---- Data provided

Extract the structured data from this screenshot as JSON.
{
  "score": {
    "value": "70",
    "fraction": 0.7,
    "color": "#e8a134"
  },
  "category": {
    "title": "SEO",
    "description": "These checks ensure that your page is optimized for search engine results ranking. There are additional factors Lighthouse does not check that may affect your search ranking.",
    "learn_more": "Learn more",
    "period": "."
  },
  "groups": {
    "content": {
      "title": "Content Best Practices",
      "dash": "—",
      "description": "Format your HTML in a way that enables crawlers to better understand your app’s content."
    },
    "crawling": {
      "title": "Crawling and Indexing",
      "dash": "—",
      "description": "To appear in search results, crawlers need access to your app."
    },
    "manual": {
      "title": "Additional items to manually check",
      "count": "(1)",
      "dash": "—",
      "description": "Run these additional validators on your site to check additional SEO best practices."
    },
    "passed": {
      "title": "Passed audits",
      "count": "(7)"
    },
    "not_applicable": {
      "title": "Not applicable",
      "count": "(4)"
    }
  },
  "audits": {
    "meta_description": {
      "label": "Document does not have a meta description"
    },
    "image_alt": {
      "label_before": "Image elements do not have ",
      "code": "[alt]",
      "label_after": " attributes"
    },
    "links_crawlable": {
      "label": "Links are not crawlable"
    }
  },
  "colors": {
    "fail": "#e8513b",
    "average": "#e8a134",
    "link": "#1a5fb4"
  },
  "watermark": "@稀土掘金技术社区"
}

--------
---- Data provided

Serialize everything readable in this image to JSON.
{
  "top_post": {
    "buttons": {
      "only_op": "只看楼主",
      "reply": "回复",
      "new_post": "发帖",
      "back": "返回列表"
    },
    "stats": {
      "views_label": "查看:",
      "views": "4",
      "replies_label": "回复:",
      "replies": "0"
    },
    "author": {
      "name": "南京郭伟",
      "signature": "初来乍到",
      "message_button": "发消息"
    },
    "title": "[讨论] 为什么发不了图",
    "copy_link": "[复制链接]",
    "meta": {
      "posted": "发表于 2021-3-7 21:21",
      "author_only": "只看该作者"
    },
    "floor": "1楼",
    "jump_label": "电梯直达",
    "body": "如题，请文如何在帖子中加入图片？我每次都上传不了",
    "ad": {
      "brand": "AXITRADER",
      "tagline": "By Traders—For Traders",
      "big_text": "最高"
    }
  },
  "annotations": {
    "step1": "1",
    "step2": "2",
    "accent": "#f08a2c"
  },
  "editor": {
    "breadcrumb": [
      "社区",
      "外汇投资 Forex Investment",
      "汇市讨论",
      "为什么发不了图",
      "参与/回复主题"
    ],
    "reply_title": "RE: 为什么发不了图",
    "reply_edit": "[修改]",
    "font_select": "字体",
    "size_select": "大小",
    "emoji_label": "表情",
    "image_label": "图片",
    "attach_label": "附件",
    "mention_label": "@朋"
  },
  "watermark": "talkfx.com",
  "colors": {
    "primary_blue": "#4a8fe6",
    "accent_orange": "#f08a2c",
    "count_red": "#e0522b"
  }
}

--------
---- Data provided

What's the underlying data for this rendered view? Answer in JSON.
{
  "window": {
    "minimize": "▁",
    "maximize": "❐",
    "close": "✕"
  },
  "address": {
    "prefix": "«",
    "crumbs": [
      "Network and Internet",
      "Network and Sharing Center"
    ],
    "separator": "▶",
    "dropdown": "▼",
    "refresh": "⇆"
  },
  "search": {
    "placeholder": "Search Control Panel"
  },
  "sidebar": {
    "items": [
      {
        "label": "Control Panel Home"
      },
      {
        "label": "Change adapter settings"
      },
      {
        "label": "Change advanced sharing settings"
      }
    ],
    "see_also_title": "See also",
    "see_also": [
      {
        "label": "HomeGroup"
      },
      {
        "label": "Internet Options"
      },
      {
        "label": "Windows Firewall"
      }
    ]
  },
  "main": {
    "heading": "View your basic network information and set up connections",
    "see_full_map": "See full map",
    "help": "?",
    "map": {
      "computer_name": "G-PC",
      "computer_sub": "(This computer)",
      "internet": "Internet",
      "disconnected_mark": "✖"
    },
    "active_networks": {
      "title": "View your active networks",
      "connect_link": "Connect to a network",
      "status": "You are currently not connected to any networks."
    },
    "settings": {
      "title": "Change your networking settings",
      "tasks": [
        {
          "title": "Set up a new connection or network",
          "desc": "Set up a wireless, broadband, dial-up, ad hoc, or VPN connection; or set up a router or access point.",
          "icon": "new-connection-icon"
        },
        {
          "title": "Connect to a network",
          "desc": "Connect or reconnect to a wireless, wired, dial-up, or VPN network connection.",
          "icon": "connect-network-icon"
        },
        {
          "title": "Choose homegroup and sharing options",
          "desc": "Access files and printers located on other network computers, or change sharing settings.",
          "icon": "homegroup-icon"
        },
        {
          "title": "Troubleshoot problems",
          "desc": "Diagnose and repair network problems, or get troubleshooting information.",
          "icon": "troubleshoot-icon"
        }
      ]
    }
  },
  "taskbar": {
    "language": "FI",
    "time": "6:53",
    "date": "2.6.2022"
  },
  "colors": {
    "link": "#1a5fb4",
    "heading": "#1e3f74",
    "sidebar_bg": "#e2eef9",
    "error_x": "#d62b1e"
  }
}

--------

Goal | Look through the entries above; copy each line where the string "Panel" appears.

Exercise solution |
    "placeholder": "Search Control Panel"
        "label": "Control Panel Home"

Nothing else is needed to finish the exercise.